Count every line in the data below where "improve" occurs, then state that number and nothing more.

## start DATA ROWS

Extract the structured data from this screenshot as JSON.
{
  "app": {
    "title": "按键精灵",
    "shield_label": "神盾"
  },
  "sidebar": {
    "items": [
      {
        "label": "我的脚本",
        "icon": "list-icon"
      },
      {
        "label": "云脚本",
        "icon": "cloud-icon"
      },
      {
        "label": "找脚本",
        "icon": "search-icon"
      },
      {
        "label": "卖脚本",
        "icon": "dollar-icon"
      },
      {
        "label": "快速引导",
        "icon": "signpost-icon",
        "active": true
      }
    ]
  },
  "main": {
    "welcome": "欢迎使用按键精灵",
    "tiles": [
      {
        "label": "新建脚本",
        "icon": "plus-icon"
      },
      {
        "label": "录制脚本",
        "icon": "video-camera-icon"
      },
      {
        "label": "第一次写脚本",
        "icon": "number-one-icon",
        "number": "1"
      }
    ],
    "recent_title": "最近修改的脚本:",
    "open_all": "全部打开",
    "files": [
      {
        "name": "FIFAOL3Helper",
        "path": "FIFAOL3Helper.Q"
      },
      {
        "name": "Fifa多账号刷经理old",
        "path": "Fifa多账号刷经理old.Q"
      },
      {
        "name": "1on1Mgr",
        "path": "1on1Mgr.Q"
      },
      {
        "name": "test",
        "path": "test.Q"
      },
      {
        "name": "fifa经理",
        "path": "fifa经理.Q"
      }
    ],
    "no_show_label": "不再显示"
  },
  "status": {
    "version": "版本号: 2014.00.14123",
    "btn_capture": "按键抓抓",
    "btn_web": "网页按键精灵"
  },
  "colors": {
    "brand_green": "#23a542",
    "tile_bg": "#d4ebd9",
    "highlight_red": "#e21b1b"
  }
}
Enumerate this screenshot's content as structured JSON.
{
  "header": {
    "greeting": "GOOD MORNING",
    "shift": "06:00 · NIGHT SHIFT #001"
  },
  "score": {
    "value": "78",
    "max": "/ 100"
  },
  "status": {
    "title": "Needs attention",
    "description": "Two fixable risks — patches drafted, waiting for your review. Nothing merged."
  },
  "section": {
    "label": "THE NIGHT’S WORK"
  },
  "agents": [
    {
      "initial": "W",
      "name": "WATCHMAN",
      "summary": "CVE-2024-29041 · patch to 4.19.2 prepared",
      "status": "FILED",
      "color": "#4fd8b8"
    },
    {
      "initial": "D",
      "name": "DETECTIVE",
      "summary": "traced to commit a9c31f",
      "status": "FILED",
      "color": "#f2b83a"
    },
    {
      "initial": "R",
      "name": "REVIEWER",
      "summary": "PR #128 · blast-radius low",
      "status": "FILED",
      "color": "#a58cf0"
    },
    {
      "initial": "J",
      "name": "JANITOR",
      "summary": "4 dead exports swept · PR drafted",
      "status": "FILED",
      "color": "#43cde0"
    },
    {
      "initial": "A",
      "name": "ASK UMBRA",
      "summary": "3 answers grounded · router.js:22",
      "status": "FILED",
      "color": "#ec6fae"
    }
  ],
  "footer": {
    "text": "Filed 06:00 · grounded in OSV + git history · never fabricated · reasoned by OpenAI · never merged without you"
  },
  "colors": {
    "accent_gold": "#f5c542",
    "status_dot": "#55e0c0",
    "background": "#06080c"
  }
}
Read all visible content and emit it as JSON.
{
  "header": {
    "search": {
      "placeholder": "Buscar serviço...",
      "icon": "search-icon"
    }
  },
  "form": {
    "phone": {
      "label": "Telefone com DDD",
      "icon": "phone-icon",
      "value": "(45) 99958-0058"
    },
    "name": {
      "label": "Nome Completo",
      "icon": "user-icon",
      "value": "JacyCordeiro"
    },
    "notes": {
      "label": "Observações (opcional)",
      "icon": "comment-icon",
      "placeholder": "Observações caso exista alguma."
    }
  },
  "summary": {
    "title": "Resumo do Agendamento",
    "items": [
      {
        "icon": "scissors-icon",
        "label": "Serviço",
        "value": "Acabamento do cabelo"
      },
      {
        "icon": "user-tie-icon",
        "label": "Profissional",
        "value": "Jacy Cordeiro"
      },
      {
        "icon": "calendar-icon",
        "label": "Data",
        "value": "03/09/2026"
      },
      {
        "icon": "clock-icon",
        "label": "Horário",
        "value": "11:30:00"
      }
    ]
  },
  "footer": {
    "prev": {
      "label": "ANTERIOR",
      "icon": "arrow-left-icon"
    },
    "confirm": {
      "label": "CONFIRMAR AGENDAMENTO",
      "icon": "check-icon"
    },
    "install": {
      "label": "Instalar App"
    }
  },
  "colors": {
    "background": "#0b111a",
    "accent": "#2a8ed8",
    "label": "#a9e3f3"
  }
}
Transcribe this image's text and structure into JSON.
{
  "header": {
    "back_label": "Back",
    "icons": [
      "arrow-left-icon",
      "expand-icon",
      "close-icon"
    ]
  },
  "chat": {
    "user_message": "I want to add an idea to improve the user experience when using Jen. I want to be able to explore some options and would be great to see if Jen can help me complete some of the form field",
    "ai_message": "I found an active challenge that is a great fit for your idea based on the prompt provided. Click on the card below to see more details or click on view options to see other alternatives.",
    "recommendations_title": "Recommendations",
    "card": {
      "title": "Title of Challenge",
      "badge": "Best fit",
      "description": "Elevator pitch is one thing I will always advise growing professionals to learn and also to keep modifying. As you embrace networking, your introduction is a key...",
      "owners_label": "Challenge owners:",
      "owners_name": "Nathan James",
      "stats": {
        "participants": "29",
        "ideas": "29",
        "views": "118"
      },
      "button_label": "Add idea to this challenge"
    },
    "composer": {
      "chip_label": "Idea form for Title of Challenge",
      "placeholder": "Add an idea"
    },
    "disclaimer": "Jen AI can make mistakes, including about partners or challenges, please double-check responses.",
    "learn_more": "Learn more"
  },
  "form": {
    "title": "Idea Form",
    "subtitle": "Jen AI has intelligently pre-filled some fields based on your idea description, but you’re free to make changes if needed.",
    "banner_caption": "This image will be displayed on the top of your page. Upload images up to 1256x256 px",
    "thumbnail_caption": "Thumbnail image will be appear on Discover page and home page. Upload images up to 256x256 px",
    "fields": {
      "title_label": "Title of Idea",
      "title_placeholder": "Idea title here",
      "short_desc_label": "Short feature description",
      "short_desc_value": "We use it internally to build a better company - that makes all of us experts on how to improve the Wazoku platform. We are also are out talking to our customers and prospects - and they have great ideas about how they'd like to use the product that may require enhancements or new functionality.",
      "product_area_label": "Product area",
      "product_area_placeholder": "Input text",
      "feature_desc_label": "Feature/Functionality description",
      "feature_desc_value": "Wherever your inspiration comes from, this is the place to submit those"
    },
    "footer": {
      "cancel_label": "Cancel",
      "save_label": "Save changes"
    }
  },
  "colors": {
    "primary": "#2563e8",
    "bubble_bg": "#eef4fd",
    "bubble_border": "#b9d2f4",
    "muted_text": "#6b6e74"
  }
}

## end DATA ROWS

▸ **OUTPUT BELOW**
2